• [PROMPT] Write out the material exactly, without any of its pictures.

• [DATA SUPPLIED]

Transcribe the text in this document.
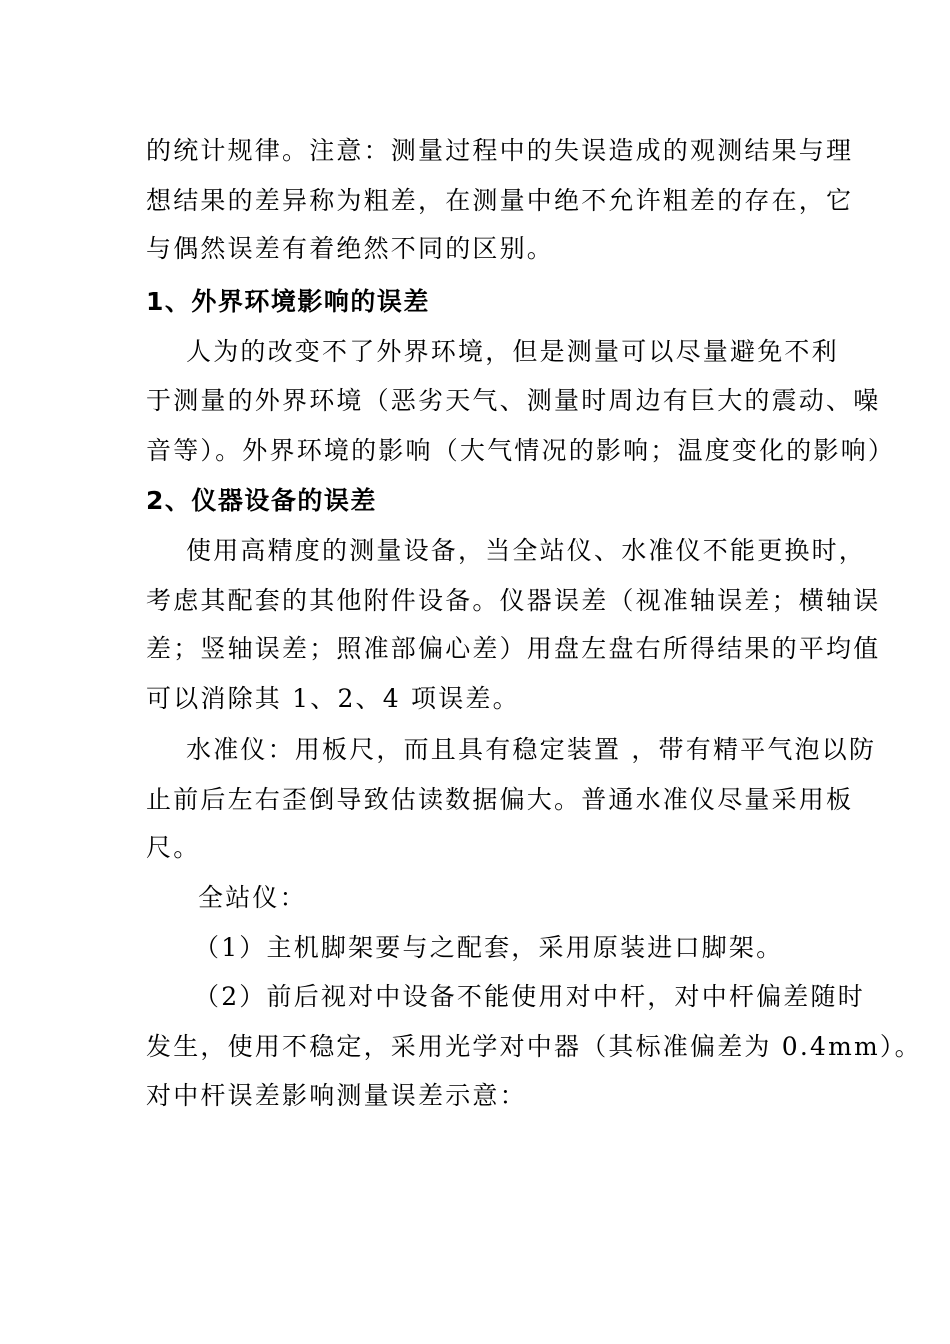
的统计规律。注意：测量过程中的失误造成的观测结果与理
想结果的差异称为粗差，在测量中绝不允许粗差的存在，它
与偶然误差有着绝然不同的区别。
1、外界环境影响的误差
人为的改变不了外界环境，但是测量可以尽量避免不利
于测量的外界环境（恶劣天气、测量时周边有巨大的震动、噪
音等）。外界环境的影响（大气情况的影响；温度变化的影响）
2、仪器设备的误差
使用高精度的测量设备，当全站仪、水准仪不能更换时，
考虑其配套的其他附件设备。仪器误差（视准轴误差；横轴误
差；竖轴误差；照准部偏心差）用盘左盘右所得结果的平均值
可以消除其 1、2、4 项误差。
水准仪：用板尺，而且具有稳定装置 ，带有精平气泡以防
止前后左右歪倒导致估读数据偏大。普通水准仪尽量采用板
尺。
全站仪：
（1）主机脚架要与之配套，采用原装进口脚架。
（2）前后视对中设备不能使用对中杆，对中杆偏差随时
发生，使用不稳定，采用光学对中器（其标准偏差为 0.4mm）。
对中杆误差影响测量误差示意：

• [EXERCISE RESULT]
Transcribe the text in this document.
的统计规律。注意：测量过程中的失误造成的观测结果与理
想结果的差异称为粗差，在测量中绝不允许粗差的存在，它
与偶然误差有着绝然不同的区别。
1、外界环境影响的误差
人为的改变不了外界环境，但是测量可以尽量避免不利
于测量的外界环境（恶劣天气、测量时周边有巨大的震动、噪
音等）。外界环境的影响（大气情况的影响；温度变化的影响）
2、仪器设备的误差
使用高精度的测量设备，当全站仪、水准仪不能更换时，
考虑其配套的其他附件设备。仪器误差（视准轴误差；横轴误
差；竖轴误差；照准部偏心差）用盘左盘右所得结果的平均值
可以消除其 1、2、4 项误差。
水准仪：用板尺，而且具有稳定装置 ，带有精平气泡以防
止前后左右歪倒导致估读数据偏大。普通水准仪尽量采用板
尺。
全站仪：
（1）主机脚架要与之配套，采用原装进口脚架。
（2）前后视对中设备不能使用对中杆，对中杆偏差随时
发生，使用不稳定，采用光学对中器（其标准偏差为 0.4mm）。
对中杆误差影响测量误差示意：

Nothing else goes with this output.